_Aim of the task_.
Extract every line from the records below that contains the word "mentions".

START The records

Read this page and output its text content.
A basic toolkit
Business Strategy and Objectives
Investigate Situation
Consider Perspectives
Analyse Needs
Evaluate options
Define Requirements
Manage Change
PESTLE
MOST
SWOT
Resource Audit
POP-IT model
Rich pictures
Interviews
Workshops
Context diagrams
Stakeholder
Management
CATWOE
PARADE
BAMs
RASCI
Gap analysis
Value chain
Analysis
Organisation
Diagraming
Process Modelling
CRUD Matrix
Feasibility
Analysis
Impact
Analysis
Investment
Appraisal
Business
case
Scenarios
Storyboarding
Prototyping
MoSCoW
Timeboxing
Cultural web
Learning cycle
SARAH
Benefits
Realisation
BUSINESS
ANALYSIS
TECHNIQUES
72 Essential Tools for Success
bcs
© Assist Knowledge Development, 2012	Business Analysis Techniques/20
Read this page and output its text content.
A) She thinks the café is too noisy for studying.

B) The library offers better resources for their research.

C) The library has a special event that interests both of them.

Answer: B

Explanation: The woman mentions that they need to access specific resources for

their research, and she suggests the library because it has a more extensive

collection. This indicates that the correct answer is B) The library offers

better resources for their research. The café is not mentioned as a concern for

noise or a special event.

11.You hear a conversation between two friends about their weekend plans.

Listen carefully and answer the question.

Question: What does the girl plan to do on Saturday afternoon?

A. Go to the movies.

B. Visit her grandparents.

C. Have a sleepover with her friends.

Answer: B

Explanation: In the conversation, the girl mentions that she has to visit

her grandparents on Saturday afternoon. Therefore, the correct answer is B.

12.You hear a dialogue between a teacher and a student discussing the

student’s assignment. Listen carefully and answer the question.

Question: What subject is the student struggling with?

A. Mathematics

END The records

_Complete output_.
Explanation: The woman mentions that they need to access specific resources for
Explanation: In the conversation, the girl mentions that she has to visit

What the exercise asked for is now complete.